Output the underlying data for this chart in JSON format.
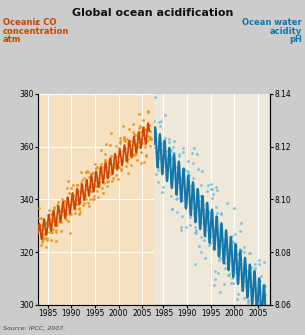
{
  "title": "Global ocean acidification",
  "source_text": "Source: IPCC, 2007.",
  "left_color": "#CC4400",
  "left_scatter_color": "#E8921A",
  "right_color": "#1177AA",
  "right_scatter_color": "#77BBDD",
  "bg_color_left": "#F5E0C0",
  "bg_color_right": "#EEE8D8",
  "grid_color": "#FFFFFF",
  "fig_bg": "#CCCCCC",
  "left_ylim": [
    300,
    380
  ],
  "right_ylim": [
    8.06,
    8.14
  ],
  "left_yticks": [
    300,
    320,
    340,
    360,
    380
  ],
  "right_yticks": [
    8.06,
    8.08,
    8.1,
    8.12,
    8.14
  ],
  "xticks": [
    1985,
    1990,
    1995,
    2000,
    2005
  ],
  "xlim": [
    1983.0,
    2007.5
  ]
}
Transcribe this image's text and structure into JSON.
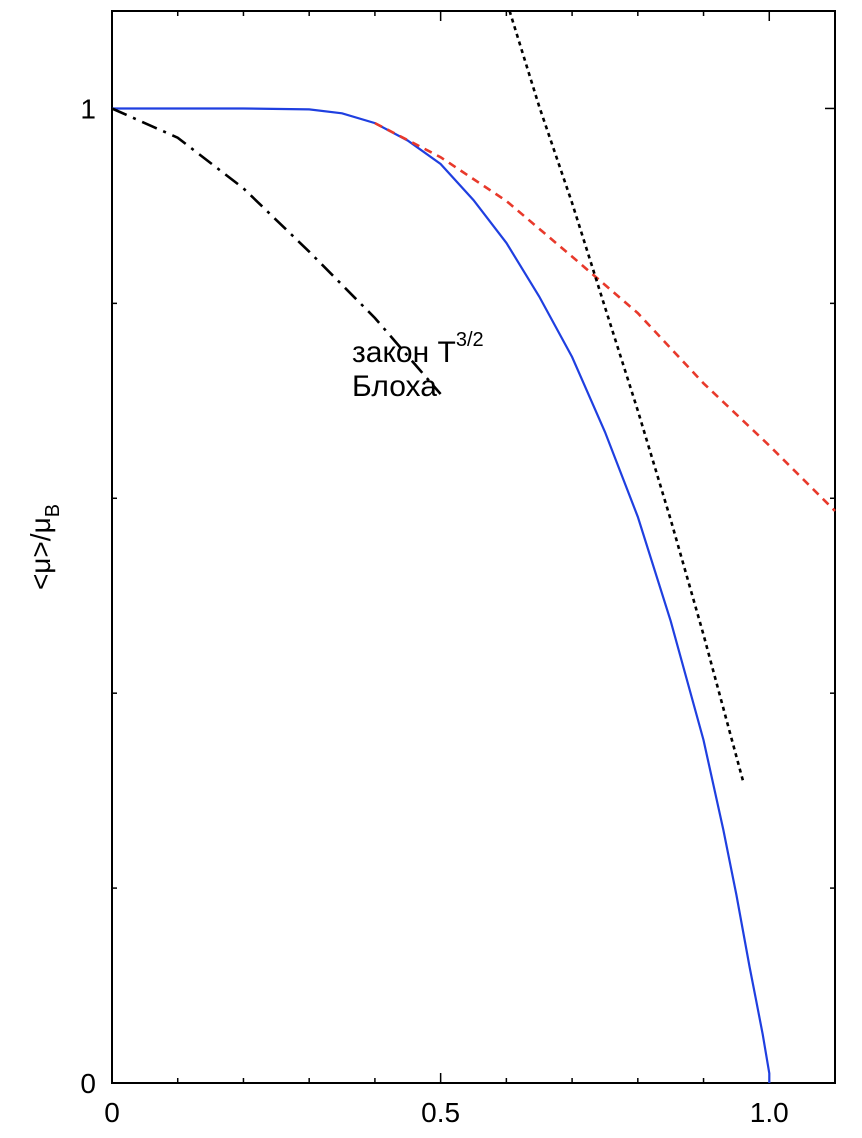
{
  "chart_data": {
    "type": "line",
    "xlim": [
      0,
      1.1
    ],
    "ylim": [
      0,
      1.1
    ],
    "grid": false,
    "legend": "none",
    "x_ticks": [
      {
        "value": 0,
        "label": "0"
      },
      {
        "value": 0.5,
        "label": "0.5"
      },
      {
        "value": 1.0,
        "label": "1.0"
      }
    ],
    "y_ticks": [
      {
        "value": 0,
        "label": "0"
      },
      {
        "value": 1,
        "label": "1"
      }
    ],
    "ylabel": {
      "base": "<μ>/μ",
      "sub": "B"
    },
    "series": [
      {
        "color": "#1f3fe0",
        "style": "solid",
        "x": [
          0,
          0.2,
          0.3,
          0.35,
          0.4,
          0.45,
          0.5,
          0.55,
          0.6,
          0.65,
          0.7,
          0.75,
          0.8,
          0.85,
          0.9,
          0.93,
          0.95,
          0.97,
          0.98,
          0.99,
          0.995,
          1.0,
          1.0
        ],
        "y": [
          1.0,
          1.0,
          0.999,
          0.995,
          0.985,
          0.967,
          0.943,
          0.906,
          0.862,
          0.807,
          0.745,
          0.668,
          0.581,
          0.474,
          0.352,
          0.26,
          0.193,
          0.119,
          0.085,
          0.05,
          0.03,
          0.01,
          0.0
        ]
      },
      {
        "color": "#e8392b",
        "style": "dashed",
        "x": [
          0.4,
          0.5,
          0.6,
          0.7,
          0.8,
          0.9,
          1.0,
          1.1
        ],
        "y": [
          0.985,
          0.95,
          0.905,
          0.848,
          0.79,
          0.718,
          0.654,
          0.587
        ]
      },
      {
        "color": "#000000",
        "style": "dotted",
        "x": [
          0.605,
          0.65,
          0.7,
          0.75,
          0.8,
          0.85,
          0.9,
          0.94,
          0.96
        ],
        "y": [
          1.1,
          1.002,
          0.903,
          0.796,
          0.69,
          0.578,
          0.46,
          0.36,
          0.31
        ]
      },
      {
        "color": "#000000",
        "style": "dashdot",
        "x": [
          0,
          0.1,
          0.2,
          0.3,
          0.4,
          0.5
        ],
        "y": [
          1.0,
          0.97,
          0.918,
          0.853,
          0.785,
          0.707
        ]
      }
    ],
    "annotation": {
      "line1": "закон T",
      "sup": "3/2",
      "line2": "Блоха"
    }
  }
}
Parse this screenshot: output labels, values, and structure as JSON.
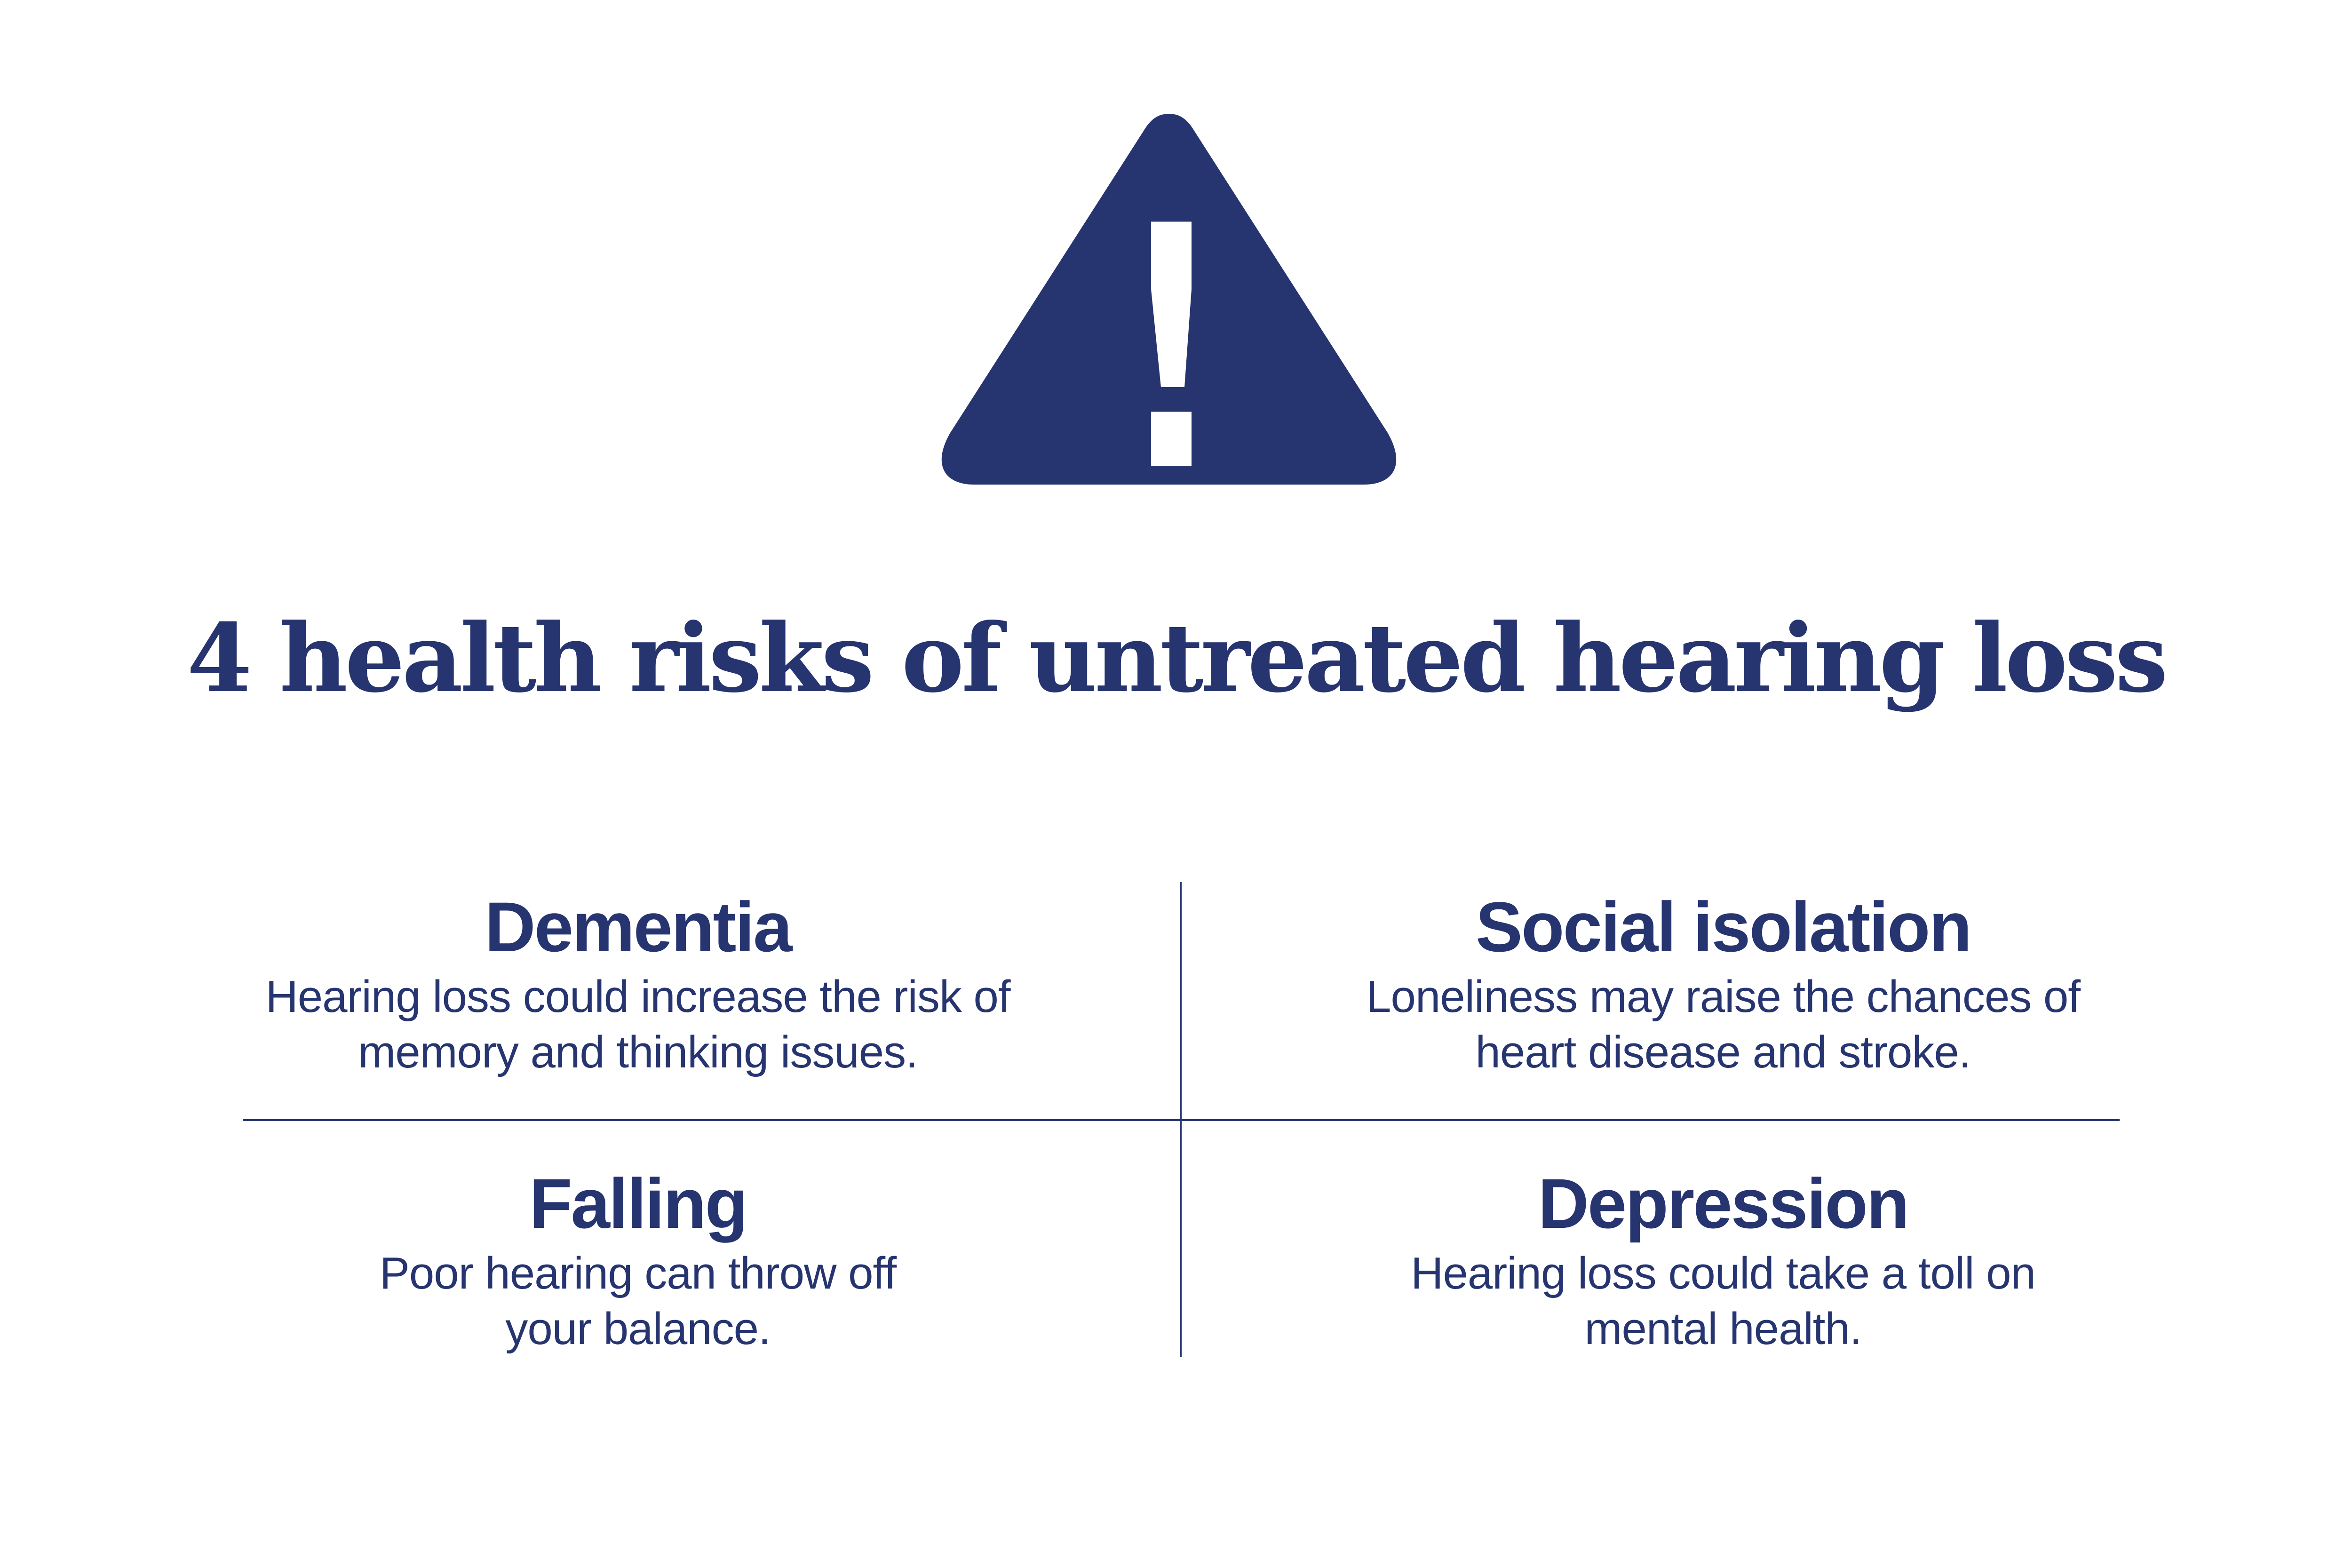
{
  "colors": {
    "primary": "#263470",
    "background": "#ffffff"
  },
  "icon": "warning-triangle-exclamation-icon",
  "title": "4 health risks of untreated hearing loss",
  "risks": [
    {
      "heading": "Dementia",
      "line1": "Hearing loss could increase the risk of",
      "line2": "memory and thinking issues."
    },
    {
      "heading": "Social isolation",
      "line1": "Loneliness may raise the chances of",
      "line2": "heart disease and stroke."
    },
    {
      "heading": "Falling",
      "line1": "Poor hearing can throw off",
      "line2": "your balance."
    },
    {
      "heading": "Depression",
      "line1": "Hearing loss could take a toll on",
      "line2": "mental health."
    }
  ]
}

++++++

### Exercise details:
Count the lines of these entries that hold the string "loss", and give only that number.

### Finished exercise:
3